- [Extracted records]

-- start --

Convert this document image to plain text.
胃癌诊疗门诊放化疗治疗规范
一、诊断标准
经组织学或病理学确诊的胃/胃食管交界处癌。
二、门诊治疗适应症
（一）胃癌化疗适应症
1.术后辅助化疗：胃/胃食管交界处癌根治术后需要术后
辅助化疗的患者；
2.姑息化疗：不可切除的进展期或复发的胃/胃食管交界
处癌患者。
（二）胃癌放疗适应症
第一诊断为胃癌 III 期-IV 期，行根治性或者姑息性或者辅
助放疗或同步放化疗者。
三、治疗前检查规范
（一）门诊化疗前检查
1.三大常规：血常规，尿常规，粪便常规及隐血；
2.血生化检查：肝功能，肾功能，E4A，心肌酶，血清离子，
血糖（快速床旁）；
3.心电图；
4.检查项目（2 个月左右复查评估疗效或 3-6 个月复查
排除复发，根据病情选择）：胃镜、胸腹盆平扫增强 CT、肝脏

-- end --
-- start --

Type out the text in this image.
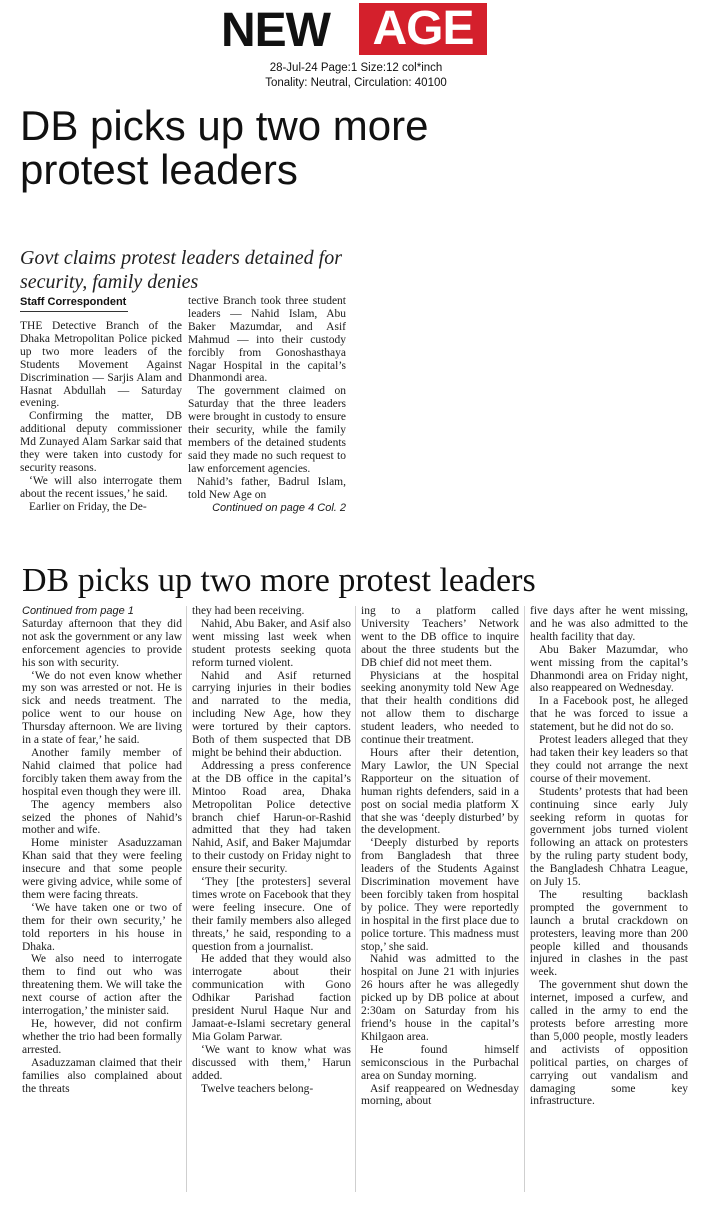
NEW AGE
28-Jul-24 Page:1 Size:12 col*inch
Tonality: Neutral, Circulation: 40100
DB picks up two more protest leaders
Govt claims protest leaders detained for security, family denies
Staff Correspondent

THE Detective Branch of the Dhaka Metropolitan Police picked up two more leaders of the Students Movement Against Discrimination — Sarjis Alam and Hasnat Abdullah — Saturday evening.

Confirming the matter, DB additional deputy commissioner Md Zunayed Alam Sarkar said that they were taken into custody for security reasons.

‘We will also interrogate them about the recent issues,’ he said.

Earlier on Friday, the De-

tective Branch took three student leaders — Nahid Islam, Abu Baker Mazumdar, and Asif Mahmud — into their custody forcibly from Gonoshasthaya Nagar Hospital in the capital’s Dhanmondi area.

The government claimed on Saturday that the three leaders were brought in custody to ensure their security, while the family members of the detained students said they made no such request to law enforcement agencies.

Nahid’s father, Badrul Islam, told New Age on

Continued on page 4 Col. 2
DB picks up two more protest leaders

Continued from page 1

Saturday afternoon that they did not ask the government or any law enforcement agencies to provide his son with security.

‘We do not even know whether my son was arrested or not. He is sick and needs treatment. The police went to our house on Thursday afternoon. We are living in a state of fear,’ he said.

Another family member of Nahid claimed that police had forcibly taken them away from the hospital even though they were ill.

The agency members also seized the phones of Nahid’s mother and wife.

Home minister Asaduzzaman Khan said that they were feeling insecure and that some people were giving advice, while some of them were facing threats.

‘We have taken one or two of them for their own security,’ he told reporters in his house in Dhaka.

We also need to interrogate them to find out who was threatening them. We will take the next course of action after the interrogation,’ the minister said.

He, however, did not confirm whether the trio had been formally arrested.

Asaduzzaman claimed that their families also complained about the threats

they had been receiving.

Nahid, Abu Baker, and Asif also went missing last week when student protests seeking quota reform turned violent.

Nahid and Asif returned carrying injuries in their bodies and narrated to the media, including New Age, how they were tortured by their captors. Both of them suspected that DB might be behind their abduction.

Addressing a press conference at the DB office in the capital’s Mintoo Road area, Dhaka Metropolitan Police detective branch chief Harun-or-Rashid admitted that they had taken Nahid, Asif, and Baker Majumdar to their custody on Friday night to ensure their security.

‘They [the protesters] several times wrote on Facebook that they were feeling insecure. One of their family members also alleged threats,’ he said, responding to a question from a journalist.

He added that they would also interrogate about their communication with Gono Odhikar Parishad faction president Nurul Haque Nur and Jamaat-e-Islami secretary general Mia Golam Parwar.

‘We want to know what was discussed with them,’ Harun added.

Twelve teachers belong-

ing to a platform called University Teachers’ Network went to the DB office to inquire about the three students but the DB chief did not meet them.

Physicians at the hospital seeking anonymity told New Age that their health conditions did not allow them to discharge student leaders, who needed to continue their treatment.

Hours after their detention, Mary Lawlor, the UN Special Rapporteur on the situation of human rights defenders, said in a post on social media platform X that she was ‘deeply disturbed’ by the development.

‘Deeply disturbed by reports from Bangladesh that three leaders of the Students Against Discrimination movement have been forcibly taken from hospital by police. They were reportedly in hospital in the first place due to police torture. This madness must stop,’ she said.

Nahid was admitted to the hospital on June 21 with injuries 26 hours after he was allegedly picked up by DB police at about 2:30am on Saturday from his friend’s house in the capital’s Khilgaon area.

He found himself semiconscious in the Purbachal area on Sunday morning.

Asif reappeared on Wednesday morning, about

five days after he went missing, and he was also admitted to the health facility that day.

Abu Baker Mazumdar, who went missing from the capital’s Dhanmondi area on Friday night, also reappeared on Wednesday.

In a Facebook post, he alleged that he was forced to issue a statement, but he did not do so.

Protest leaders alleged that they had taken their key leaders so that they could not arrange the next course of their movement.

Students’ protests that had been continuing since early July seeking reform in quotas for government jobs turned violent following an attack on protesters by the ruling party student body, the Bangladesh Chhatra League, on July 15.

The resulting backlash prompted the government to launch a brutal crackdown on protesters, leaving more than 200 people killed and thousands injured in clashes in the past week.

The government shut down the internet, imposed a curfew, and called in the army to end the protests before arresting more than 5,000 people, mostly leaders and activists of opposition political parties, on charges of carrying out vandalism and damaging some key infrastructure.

-- end --

- [YOUR OBJECTIVE]
Copy out every line that includes the word "Mazumdar".

- [COMPLETED EXERCISE]
tective Branch took three student leaders — Nahid Islam, Abu Baker Mazumdar, and Asif Mahmud — into their custody forcibly from Gonoshasthaya Nagar Hospital in the capital’s Dhanmondi area.
Abu Baker Mazumdar, who went missing from the capital’s Dhanmondi area on Friday night, also reappeared on Wednesday.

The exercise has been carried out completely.